### WHAT YOU NEED TO DO
Across the data below, how many lines have the word "text" in them? Give the number and nothing else.

### Data entries for graphics

BEGIN

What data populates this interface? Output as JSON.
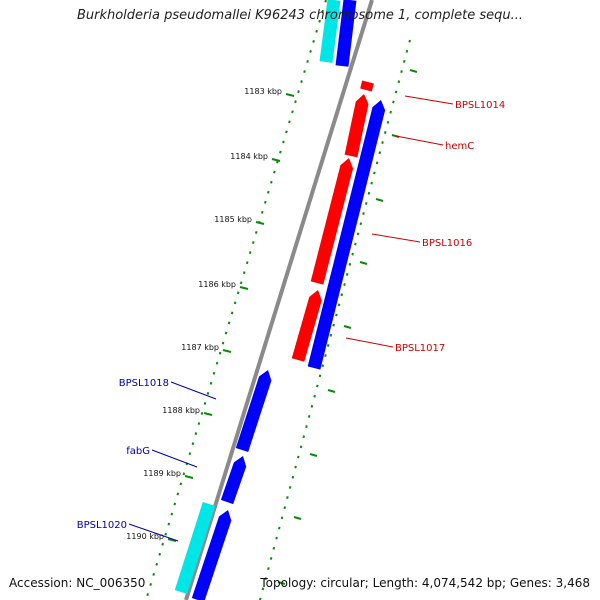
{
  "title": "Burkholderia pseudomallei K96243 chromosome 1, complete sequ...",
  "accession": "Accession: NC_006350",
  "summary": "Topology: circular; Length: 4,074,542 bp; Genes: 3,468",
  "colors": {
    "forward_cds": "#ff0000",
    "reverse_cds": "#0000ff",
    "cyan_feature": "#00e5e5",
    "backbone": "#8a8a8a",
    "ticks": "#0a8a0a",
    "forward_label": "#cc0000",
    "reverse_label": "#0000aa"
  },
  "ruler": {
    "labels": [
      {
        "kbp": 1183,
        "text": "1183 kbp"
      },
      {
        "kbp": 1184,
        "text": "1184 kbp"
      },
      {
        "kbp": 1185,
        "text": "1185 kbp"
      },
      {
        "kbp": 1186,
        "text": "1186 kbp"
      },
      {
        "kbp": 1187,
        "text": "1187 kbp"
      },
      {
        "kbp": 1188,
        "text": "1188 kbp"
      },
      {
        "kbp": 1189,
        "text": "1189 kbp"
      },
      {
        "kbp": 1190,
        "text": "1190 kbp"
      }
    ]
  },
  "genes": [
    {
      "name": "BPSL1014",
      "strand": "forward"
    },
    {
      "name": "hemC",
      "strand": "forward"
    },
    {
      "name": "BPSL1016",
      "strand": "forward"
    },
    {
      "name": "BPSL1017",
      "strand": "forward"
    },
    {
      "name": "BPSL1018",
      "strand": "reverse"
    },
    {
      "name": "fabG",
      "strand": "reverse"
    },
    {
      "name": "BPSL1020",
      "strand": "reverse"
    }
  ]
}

END

### ANSWER SECTION
8